WHAT YOU SHOULD DO —
Work through the data line by line, gathering every line that has the word "this".

DATA SECTION —

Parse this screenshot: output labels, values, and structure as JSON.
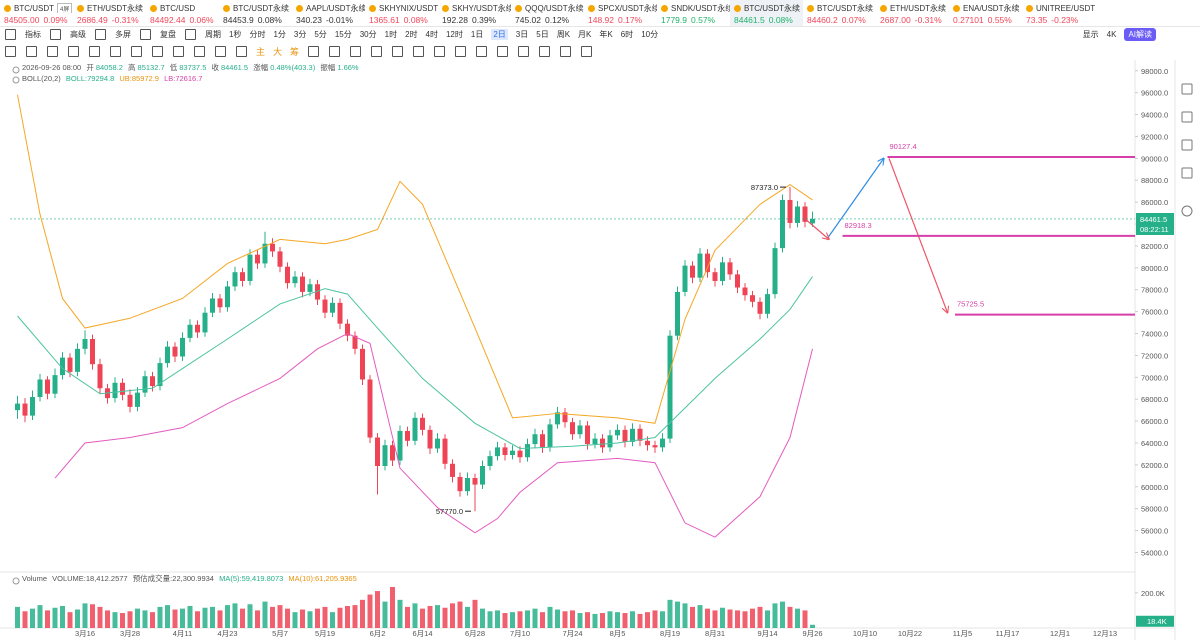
{
  "tabs": [
    {
      "name": "BTC/USDT",
      "price": "84505.00",
      "change": "0.09%",
      "color": "#f0475a",
      "tag": "4屏"
    },
    {
      "name": "ETH/USDT永续",
      "price": "2686.49",
      "change": "-0.31%",
      "color": "#f0475a"
    },
    {
      "name": "BTC/USD",
      "price": "84492.44",
      "change": "0.06%",
      "color": "#f0475a"
    },
    {
      "name": "BTC/USDT永续",
      "price": "84453.9",
      "change": "0.08%",
      "color": "#333333"
    },
    {
      "name": "AAPL/USDT永续",
      "price": "340.23",
      "change": "-0.01%",
      "color": "#333333"
    },
    {
      "name": "SKHYNIX/USDT永续",
      "price": "1365.61",
      "change": "0.08%",
      "color": "#f0475a"
    },
    {
      "name": "SKHY/USDT永续",
      "price": "192.28",
      "change": "0.39%",
      "color": "#333333"
    },
    {
      "name": "QQQ/USDT永续",
      "price": "745.02",
      "change": "0.12%",
      "color": "#333333"
    },
    {
      "name": "SPCX/USDT永续",
      "price": "148.92",
      "change": "0.17%",
      "color": "#f0475a"
    },
    {
      "name": "SNDK/USDT永续",
      "price": "1779.9",
      "change": "0.57%",
      "color": "#20b26c"
    },
    {
      "name": "BTC/USDT永续",
      "price": "84461.5",
      "change": "0.08%",
      "color": "#20b26c",
      "active": true
    },
    {
      "name": "BTC/USDT永续",
      "price": "84460.2",
      "change": "0.07%",
      "color": "#f0475a"
    },
    {
      "name": "ETH/USDT永续",
      "price": "2687.00",
      "change": "-0.31%",
      "color": "#f0475a"
    },
    {
      "name": "ENA/USDT永续",
      "price": "0.27101",
      "change": "0.55%",
      "color": "#f0475a"
    },
    {
      "name": "UNITREE/USDT永续",
      "price": "73.35",
      "change": "-0.23%",
      "color": "#f0475a"
    }
  ],
  "toolbar": {
    "left": [
      "指标",
      "高级",
      "多屏",
      "复盘"
    ],
    "periods_label": "周期",
    "periods": [
      "1秒",
      "分时",
      "1分",
      "3分",
      "5分",
      "15分",
      "30分",
      "1时",
      "2时",
      "4时",
      "12时",
      "1日",
      "2日",
      "3日",
      "5日",
      "周K",
      "月K",
      "年K",
      "6时",
      "10分"
    ],
    "active_period": "2日",
    "display": "显示",
    "resolution": "4K",
    "ai": "AI解读",
    "tools_text": [
      "主",
      "大",
      "筹"
    ]
  },
  "chart_data": {
    "type": "candlestick",
    "info": {
      "time": "2026-09-26 08:00",
      "open_label": "开",
      "high_label": "高",
      "low_label": "低",
      "close_label": "收",
      "change_label": "涨幅",
      "change": "0.48%(403.3)",
      "amp_label": "振幅",
      "amp": "1.66%"
    },
    "boll_info": {
      "name": "BOLL(20,2)",
      "mid": "BOLL:79294.8",
      "upper": "UB:85972.9",
      "lower": "LB:72616.7"
    },
    "volume_info": {
      "name": "Volume",
      "volume": "VOLUME:18,412.2577",
      "estimate": "预估成交量:22,300.9934",
      "ma5": "MA(5):59,419.8073",
      "ma10": "MA(10):61,205.9365"
    },
    "up_color": "#26b08a",
    "down_color": "#ee4455",
    "candles": [
      [
        67000,
        68300,
        66200,
        67600
      ],
      [
        67600,
        68100,
        65900,
        66500
      ],
      [
        66500,
        68800,
        66100,
        68200
      ],
      [
        68200,
        70300,
        67800,
        69800
      ],
      [
        69800,
        70100,
        68000,
        68500
      ],
      [
        68500,
        70800,
        68100,
        70200
      ],
      [
        70200,
        72300,
        69800,
        71800
      ],
      [
        71800,
        72200,
        70000,
        70500
      ],
      [
        70500,
        73100,
        70100,
        72600
      ],
      [
        72600,
        74300,
        72100,
        73500
      ],
      [
        73500,
        73900,
        70700,
        71200
      ],
      [
        71200,
        71700,
        68500,
        69000
      ],
      [
        69000,
        69400,
        67600,
        68100
      ],
      [
        68100,
        70000,
        67700,
        69500
      ],
      [
        69500,
        69900,
        67900,
        68400
      ],
      [
        68400,
        68900,
        66800,
        67300
      ],
      [
        67300,
        69100,
        66900,
        68600
      ],
      [
        68600,
        70600,
        68200,
        70100
      ],
      [
        70100,
        70500,
        68700,
        69200
      ],
      [
        69200,
        71800,
        68800,
        71300
      ],
      [
        71300,
        73300,
        70900,
        72800
      ],
      [
        72800,
        73200,
        71400,
        71900
      ],
      [
        71900,
        74100,
        71500,
        73600
      ],
      [
        73600,
        75300,
        73200,
        74800
      ],
      [
        74800,
        75200,
        73600,
        74100
      ],
      [
        74100,
        76400,
        73700,
        75900
      ],
      [
        75900,
        77700,
        75500,
        77200
      ],
      [
        77200,
        77600,
        75900,
        76400
      ],
      [
        76400,
        78800,
        76000,
        78300
      ],
      [
        78300,
        80100,
        77900,
        79600
      ],
      [
        79600,
        80000,
        78300,
        78800
      ],
      [
        78800,
        81700,
        78400,
        81200
      ],
      [
        81200,
        81600,
        79900,
        80400
      ],
      [
        80400,
        83300,
        80000,
        82200
      ],
      [
        82200,
        82700,
        81000,
        81500
      ],
      [
        81500,
        81900,
        79600,
        80100
      ],
      [
        80100,
        80500,
        78100,
        78600
      ],
      [
        78600,
        79700,
        78200,
        79200
      ],
      [
        79200,
        79600,
        77300,
        77800
      ],
      [
        77800,
        79000,
        77400,
        78500
      ],
      [
        78500,
        78900,
        76600,
        77100
      ],
      [
        77100,
        77500,
        75400,
        75900
      ],
      [
        75900,
        77300,
        75500,
        76800
      ],
      [
        76800,
        77200,
        74400,
        74900
      ],
      [
        74900,
        75300,
        73300,
        73800
      ],
      [
        73800,
        74200,
        72100,
        72600
      ],
      [
        72600,
        73000,
        69300,
        69800
      ],
      [
        69800,
        70200,
        64000,
        64500
      ],
      [
        64500,
        64900,
        59300,
        61900
      ],
      [
        61900,
        64300,
        61500,
        63800
      ],
      [
        63800,
        64200,
        61900,
        62400
      ],
      [
        62400,
        65600,
        62000,
        65100
      ],
      [
        65100,
        65500,
        63700,
        64200
      ],
      [
        64200,
        66800,
        63800,
        66300
      ],
      [
        66300,
        66700,
        64700,
        65200
      ],
      [
        65200,
        65600,
        63000,
        63500
      ],
      [
        63500,
        64900,
        63100,
        64400
      ],
      [
        64400,
        64800,
        61600,
        62100
      ],
      [
        62100,
        62500,
        60400,
        60900
      ],
      [
        60900,
        61300,
        59100,
        59600
      ],
      [
        59600,
        61300,
        59200,
        60800
      ],
      [
        60800,
        61200,
        57770,
        60200
      ],
      [
        60200,
        62400,
        59800,
        61900
      ],
      [
        61900,
        63300,
        61500,
        62800
      ],
      [
        62800,
        64100,
        62400,
        63600
      ],
      [
        63600,
        64000,
        62400,
        62900
      ],
      [
        62900,
        63800,
        62500,
        63300
      ],
      [
        63300,
        63700,
        62200,
        62700
      ],
      [
        62700,
        64400,
        62300,
        63900
      ],
      [
        63900,
        65300,
        63500,
        64800
      ],
      [
        64800,
        65200,
        63100,
        63600
      ],
      [
        63600,
        66200,
        63200,
        65700
      ],
      [
        65700,
        67300,
        65300,
        66800
      ],
      [
        66800,
        67200,
        65400,
        65900
      ],
      [
        65900,
        66300,
        64300,
        64800
      ],
      [
        64800,
        66100,
        64400,
        65600
      ],
      [
        65600,
        66000,
        63400,
        63900
      ],
      [
        63900,
        64900,
        63500,
        64400
      ],
      [
        64400,
        64800,
        63100,
        63600
      ],
      [
        63600,
        65200,
        63200,
        64700
      ],
      [
        64700,
        65700,
        64300,
        65200
      ],
      [
        65200,
        65600,
        63600,
        64100
      ],
      [
        64100,
        65800,
        63700,
        65300
      ],
      [
        65300,
        65700,
        63700,
        64200
      ],
      [
        64200,
        64600,
        63300,
        63800
      ],
      [
        63800,
        64200,
        63100,
        63600
      ],
      [
        63600,
        64900,
        63200,
        64400
      ],
      [
        64400,
        74300,
        64000,
        73800
      ],
      [
        73800,
        78300,
        73400,
        77800
      ],
      [
        77800,
        80700,
        77400,
        80200
      ],
      [
        80200,
        80600,
        78600,
        79100
      ],
      [
        79100,
        81800,
        78700,
        81300
      ],
      [
        81300,
        81700,
        79100,
        79600
      ],
      [
        79600,
        80000,
        78300,
        78800
      ],
      [
        78800,
        81000,
        78400,
        80500
      ],
      [
        80500,
        80900,
        78900,
        79400
      ],
      [
        79400,
        79800,
        77700,
        78200
      ],
      [
        78200,
        78600,
        77000,
        77500
      ],
      [
        77500,
        77900,
        76400,
        76900
      ],
      [
        76900,
        77300,
        75300,
        75800
      ],
      [
        75800,
        78100,
        75400,
        77600
      ],
      [
        77600,
        82300,
        77200,
        81800
      ],
      [
        81800,
        86700,
        81400,
        86200
      ],
      [
        86200,
        87373,
        83600,
        84100
      ],
      [
        84100,
        86100,
        83700,
        85600
      ],
      [
        85600,
        86000,
        83700,
        84200
      ],
      [
        84058.2,
        85132.7,
        83737.5,
        84461.5
      ]
    ],
    "volumes": [
      120000,
      95000,
      110000,
      130000,
      100000,
      115000,
      125000,
      90000,
      105000,
      140000,
      135000,
      120000,
      100000,
      90000,
      85000,
      95000,
      110000,
      100000,
      90000,
      120000,
      130000,
      105000,
      110000,
      125000,
      95000,
      115000,
      120000,
      100000,
      130000,
      140000,
      110000,
      135000,
      100000,
      150000,
      120000,
      130000,
      110000,
      90000,
      105000,
      95000,
      110000,
      120000,
      90000,
      115000,
      125000,
      130000,
      160000,
      190000,
      210000,
      150000,
      233000,
      160000,
      120000,
      140000,
      110000,
      125000,
      130000,
      115000,
      140000,
      150000,
      120000,
      160000,
      110000,
      95000,
      100000,
      85000,
      90000,
      95000,
      100000,
      110000,
      90000,
      120000,
      105000,
      95000,
      100000,
      85000,
      90000,
      80000,
      85000,
      95000,
      90000,
      85000,
      95000,
      80000,
      90000,
      100000,
      95000,
      160000,
      150000,
      140000,
      120000,
      130000,
      110000,
      100000,
      115000,
      105000,
      100000,
      95000,
      110000,
      120000,
      100000,
      140000,
      150000,
      120000,
      110000,
      100000,
      18412.2577
    ],
    "volume_label": "18.4K",
    "boll": {
      "upper": {
        "color": "#f5a623",
        "x": [
          0,
          3,
          6,
          9,
          15,
          22,
          28,
          35,
          41,
          44,
          48,
          51,
          54,
          61,
          66,
          72,
          80,
          85,
          89,
          93,
          99,
          103,
          106
        ],
        "values": [
          95800,
          84900,
          77200,
          74500,
          75400,
          77200,
          80400,
          82600,
          82200,
          82600,
          83500,
          87900,
          85800,
          74500,
          66300,
          66700,
          66300,
          65800,
          75300,
          81600,
          85800,
          87600,
          86200
        ]
      },
      "mid": {
        "color": "#4cc3a0",
        "x": [
          0,
          6,
          11,
          18,
          22,
          28,
          35,
          41,
          44,
          48,
          54,
          61,
          67,
          74,
          80,
          85,
          89,
          93,
          99,
          103,
          106
        ],
        "values": [
          75600,
          70800,
          68500,
          69000,
          70800,
          73500,
          76700,
          78100,
          77600,
          74500,
          69900,
          65800,
          63500,
          63700,
          64000,
          64500,
          67200,
          69900,
          73500,
          76200,
          79200
        ]
      },
      "lower": {
        "color": "#e35bc0",
        "x": [
          5,
          9,
          15,
          22,
          28,
          35,
          40,
          44,
          47,
          51,
          56,
          61,
          64,
          67,
          72,
          80,
          85,
          89,
          93,
          99,
          103,
          106
        ],
        "values": [
          60800,
          64000,
          64500,
          65400,
          67600,
          69900,
          72600,
          74000,
          73100,
          61700,
          58100,
          55800,
          57100,
          59500,
          62200,
          62600,
          62200,
          56700,
          55400,
          59100,
          64500,
          72600
        ]
      }
    },
    "annotations": [
      {
        "label": "87373.0",
        "candle": 103,
        "value": 87373,
        "at": "high"
      },
      {
        "label": "57770.0",
        "candle": 61,
        "value": 57770,
        "at": "low"
      }
    ],
    "drawings": [
      {
        "label": "90127.4",
        "value": 90127.4,
        "start": 116,
        "color": "#d63fa8"
      },
      {
        "label": "82918.3",
        "value": 82918.3,
        "start": 110,
        "color": "#d63fa8"
      },
      {
        "label": "75725.5",
        "value": 75725.5,
        "start": 125,
        "color": "#d63fa8"
      }
    ],
    "arrows": [
      {
        "from": [
          108,
          82700
        ],
        "to": [
          115.5,
          90000
        ],
        "color": "#2f8de4"
      },
      {
        "from": [
          116.2,
          90000
        ],
        "to": [
          124,
          75900
        ],
        "color": "#ee5566"
      },
      {
        "from": [
          105.3,
          84300
        ],
        "to": [
          108.2,
          82600
        ],
        "color": "#ee5566"
      }
    ],
    "countdown": "08:22:11",
    "xlim": [
      -1,
      149
    ],
    "ylim": [
      52400,
      98800
    ],
    "volume_ylim": [
      0,
      250000
    ],
    "yticks": [
      {
        "value": 54000,
        "label": "54000.0"
      },
      {
        "value": 56000,
        "label": "56000.0"
      },
      {
        "value": 58000,
        "label": "58000.0"
      },
      {
        "value": 60000,
        "label": "60000.0"
      },
      {
        "value": 62000,
        "label": "62000.0"
      },
      {
        "value": 64000,
        "label": "64000.0"
      },
      {
        "value": 66000,
        "label": "66000.0"
      },
      {
        "value": 68000,
        "label": "68000.0"
      },
      {
        "value": 70000,
        "label": "70000.0"
      },
      {
        "value": 72000,
        "label": "72000.0"
      },
      {
        "value": 74000,
        "label": "74000.0"
      },
      {
        "value": 76000,
        "label": "76000.0"
      },
      {
        "value": 78000,
        "label": "78000.0"
      },
      {
        "value": 80000,
        "label": "80000.0"
      },
      {
        "value": 82000,
        "label": "82000.0"
      },
      {
        "value": 84000,
        "label": "84000.0"
      },
      {
        "value": 86000,
        "label": "86000.0"
      },
      {
        "value": 88000,
        "label": "88000.0"
      },
      {
        "value": 90000,
        "label": "90000.0"
      },
      {
        "value": 92000,
        "label": "92000.0"
      },
      {
        "value": 94000,
        "label": "94000.0"
      },
      {
        "value": 96000,
        "label": "96000.0"
      },
      {
        "value": 98000,
        "label": "98000.0"
      }
    ],
    "volume_yticks": [
      {
        "value": 200000,
        "label": "200.0K"
      }
    ],
    "xticks": [
      {
        "value": 9,
        "label": "3月16"
      },
      {
        "value": 15,
        "label": "3月28"
      },
      {
        "value": 22,
        "label": "4月11"
      },
      {
        "value": 28,
        "label": "4月23"
      },
      {
        "value": 35,
        "label": "5月7"
      },
      {
        "value": 41,
        "label": "5月19"
      },
      {
        "value": 48,
        "label": "6月2"
      },
      {
        "value": 54,
        "label": "6月14"
      },
      {
        "value": 61,
        "label": "6月28"
      },
      {
        "value": 67,
        "label": "7月10"
      },
      {
        "value": 74,
        "label": "7月24"
      },
      {
        "value": 80,
        "label": "8月5"
      },
      {
        "value": 87,
        "label": "8月19"
      },
      {
        "value": 93,
        "label": "8月31"
      },
      {
        "value": 100,
        "label": "9月14"
      },
      {
        "value": 106,
        "label": "9月26"
      },
      {
        "value": 113,
        "label": "10月10"
      },
      {
        "value": 119,
        "label": "10月22"
      },
      {
        "value": 126,
        "label": "11月5"
      },
      {
        "value": 132,
        "label": "11月17"
      },
      {
        "value": 139,
        "label": "12月1"
      },
      {
        "value": 145,
        "label": "12月13"
      }
    ],
    "grid": false
  }
}
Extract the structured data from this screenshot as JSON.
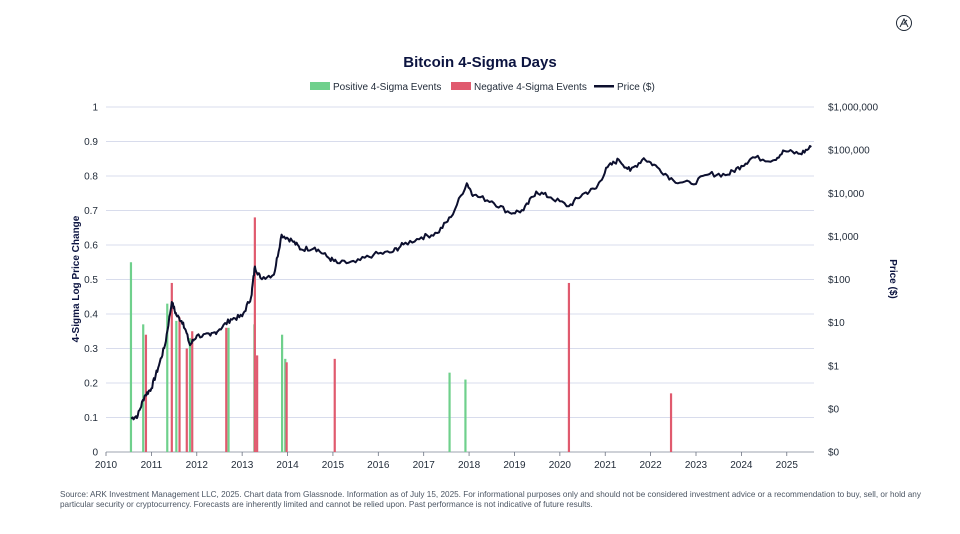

RESPONSE BELOW —
Parse this screenshot: output labels, values, and structure as JSON.
Extract the structured data from this screenshot as JSON.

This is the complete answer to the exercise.